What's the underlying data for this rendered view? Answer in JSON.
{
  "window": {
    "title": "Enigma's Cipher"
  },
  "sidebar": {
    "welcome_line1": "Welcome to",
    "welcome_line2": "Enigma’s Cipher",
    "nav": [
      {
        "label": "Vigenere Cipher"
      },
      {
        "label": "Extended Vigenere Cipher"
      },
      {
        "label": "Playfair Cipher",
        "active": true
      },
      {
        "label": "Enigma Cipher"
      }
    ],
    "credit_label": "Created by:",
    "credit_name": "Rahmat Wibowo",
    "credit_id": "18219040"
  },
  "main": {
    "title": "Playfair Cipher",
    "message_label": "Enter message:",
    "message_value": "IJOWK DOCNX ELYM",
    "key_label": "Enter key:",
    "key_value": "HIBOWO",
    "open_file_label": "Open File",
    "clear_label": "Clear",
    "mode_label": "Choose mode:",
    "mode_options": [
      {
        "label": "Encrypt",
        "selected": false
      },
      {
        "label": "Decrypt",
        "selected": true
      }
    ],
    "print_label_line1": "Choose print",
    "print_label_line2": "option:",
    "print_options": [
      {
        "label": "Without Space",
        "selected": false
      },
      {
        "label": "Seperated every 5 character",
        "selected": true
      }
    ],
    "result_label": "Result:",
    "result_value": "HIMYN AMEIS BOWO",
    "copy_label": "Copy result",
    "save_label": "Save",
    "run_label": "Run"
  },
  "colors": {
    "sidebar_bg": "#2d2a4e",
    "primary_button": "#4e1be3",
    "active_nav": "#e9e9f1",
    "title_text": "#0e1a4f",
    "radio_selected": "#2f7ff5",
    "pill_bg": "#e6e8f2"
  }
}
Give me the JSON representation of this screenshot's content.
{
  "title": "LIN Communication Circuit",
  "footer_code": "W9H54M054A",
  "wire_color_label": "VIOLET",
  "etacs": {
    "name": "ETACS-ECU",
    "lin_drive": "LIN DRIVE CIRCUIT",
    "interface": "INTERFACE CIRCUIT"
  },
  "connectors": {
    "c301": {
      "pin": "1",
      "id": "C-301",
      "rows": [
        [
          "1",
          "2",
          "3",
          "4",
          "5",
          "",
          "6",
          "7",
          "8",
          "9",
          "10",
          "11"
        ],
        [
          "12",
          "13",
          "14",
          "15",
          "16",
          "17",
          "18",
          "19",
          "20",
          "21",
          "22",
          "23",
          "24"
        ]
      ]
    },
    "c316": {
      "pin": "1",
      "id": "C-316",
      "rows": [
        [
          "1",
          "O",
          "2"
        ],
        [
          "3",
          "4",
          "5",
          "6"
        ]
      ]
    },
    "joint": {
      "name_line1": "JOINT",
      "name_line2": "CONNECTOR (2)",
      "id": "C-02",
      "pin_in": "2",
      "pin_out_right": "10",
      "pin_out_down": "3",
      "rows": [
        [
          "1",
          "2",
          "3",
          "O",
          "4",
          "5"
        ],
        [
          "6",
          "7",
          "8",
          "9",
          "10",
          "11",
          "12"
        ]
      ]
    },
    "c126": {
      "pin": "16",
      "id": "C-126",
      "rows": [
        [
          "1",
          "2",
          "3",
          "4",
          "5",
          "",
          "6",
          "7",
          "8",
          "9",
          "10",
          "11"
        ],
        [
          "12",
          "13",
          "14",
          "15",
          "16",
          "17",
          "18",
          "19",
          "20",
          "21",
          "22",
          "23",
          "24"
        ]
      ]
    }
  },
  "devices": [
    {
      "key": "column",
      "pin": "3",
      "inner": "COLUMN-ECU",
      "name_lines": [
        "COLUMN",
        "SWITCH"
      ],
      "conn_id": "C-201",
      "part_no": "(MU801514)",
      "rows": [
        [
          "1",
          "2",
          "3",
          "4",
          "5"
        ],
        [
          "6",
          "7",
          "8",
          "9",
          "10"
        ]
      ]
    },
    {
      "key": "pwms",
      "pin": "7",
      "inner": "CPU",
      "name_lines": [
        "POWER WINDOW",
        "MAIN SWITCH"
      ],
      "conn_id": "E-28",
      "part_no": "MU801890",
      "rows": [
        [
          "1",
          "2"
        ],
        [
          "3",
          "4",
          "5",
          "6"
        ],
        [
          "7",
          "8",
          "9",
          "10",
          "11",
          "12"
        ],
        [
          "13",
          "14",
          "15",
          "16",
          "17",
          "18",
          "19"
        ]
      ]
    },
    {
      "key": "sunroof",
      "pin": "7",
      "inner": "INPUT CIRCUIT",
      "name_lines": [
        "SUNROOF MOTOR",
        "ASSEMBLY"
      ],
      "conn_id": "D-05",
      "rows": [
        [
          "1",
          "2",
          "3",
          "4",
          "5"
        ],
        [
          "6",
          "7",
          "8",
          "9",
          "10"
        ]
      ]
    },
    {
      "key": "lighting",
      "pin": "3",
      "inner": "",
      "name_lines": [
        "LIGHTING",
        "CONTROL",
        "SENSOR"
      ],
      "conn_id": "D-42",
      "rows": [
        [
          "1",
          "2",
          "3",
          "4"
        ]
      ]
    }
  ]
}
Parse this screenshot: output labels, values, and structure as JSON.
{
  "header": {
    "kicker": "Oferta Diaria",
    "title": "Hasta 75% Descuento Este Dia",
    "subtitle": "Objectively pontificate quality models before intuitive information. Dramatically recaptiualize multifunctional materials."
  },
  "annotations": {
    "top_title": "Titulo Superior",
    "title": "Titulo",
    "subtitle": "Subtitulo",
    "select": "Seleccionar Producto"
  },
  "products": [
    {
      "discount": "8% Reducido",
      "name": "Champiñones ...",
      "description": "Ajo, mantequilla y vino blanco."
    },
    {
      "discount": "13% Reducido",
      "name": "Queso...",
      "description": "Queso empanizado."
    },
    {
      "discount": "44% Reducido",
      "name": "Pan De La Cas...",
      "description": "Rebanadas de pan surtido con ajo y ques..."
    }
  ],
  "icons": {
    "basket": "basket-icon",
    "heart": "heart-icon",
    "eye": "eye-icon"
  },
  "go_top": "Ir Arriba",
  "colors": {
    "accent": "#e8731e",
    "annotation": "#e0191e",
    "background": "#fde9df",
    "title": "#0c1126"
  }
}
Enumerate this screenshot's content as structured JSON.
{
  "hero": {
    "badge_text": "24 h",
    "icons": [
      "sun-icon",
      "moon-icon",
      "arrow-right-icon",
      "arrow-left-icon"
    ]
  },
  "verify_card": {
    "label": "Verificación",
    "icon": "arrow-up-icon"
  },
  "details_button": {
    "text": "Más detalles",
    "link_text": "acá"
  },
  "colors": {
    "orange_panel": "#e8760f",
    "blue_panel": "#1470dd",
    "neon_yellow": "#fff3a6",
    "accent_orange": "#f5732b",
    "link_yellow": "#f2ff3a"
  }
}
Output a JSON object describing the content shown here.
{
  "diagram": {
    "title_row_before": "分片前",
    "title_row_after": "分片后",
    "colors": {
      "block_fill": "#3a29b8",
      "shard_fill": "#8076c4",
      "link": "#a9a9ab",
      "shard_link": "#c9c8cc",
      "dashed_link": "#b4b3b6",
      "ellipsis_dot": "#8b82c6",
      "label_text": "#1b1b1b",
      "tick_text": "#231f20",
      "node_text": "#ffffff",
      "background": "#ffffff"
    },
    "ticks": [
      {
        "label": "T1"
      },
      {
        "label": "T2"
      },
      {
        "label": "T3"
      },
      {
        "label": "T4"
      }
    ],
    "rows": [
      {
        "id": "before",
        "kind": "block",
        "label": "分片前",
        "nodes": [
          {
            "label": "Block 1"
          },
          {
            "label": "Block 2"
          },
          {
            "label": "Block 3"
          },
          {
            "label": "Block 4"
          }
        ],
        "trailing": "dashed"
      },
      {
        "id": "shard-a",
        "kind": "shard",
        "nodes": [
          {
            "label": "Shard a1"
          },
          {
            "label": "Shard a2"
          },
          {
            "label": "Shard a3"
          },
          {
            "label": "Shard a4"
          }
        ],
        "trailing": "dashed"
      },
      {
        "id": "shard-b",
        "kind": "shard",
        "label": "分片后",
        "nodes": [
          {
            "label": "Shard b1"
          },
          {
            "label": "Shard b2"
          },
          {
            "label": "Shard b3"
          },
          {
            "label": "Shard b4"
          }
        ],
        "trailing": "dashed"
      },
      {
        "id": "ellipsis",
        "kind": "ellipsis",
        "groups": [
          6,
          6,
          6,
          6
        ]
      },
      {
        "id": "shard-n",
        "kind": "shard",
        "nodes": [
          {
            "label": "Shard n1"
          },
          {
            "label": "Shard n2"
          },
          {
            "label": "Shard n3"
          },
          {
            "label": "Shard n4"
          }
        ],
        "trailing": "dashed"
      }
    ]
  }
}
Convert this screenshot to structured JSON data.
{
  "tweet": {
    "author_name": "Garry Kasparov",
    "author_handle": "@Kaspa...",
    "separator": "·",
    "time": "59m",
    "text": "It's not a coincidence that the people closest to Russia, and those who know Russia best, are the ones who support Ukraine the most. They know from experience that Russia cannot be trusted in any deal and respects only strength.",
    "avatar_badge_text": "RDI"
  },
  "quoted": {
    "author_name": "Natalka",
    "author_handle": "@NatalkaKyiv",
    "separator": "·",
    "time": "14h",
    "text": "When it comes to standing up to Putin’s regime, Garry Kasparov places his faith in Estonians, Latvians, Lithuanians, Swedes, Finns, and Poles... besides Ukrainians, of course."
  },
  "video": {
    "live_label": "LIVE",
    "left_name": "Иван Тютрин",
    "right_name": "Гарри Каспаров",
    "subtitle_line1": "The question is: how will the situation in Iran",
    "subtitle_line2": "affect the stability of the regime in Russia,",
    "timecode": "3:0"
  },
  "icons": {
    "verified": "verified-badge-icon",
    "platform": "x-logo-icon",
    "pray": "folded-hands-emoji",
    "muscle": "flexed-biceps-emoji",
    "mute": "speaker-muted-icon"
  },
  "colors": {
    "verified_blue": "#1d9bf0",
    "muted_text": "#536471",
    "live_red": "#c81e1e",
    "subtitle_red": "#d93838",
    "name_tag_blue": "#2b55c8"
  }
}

###

- [GIVEN REQUEST]
Copy out all lines where the word "Enter" appears.

- [FINAL ANSWER]
    "message_label": "Enter message:",
    "key_label": "Enter key:",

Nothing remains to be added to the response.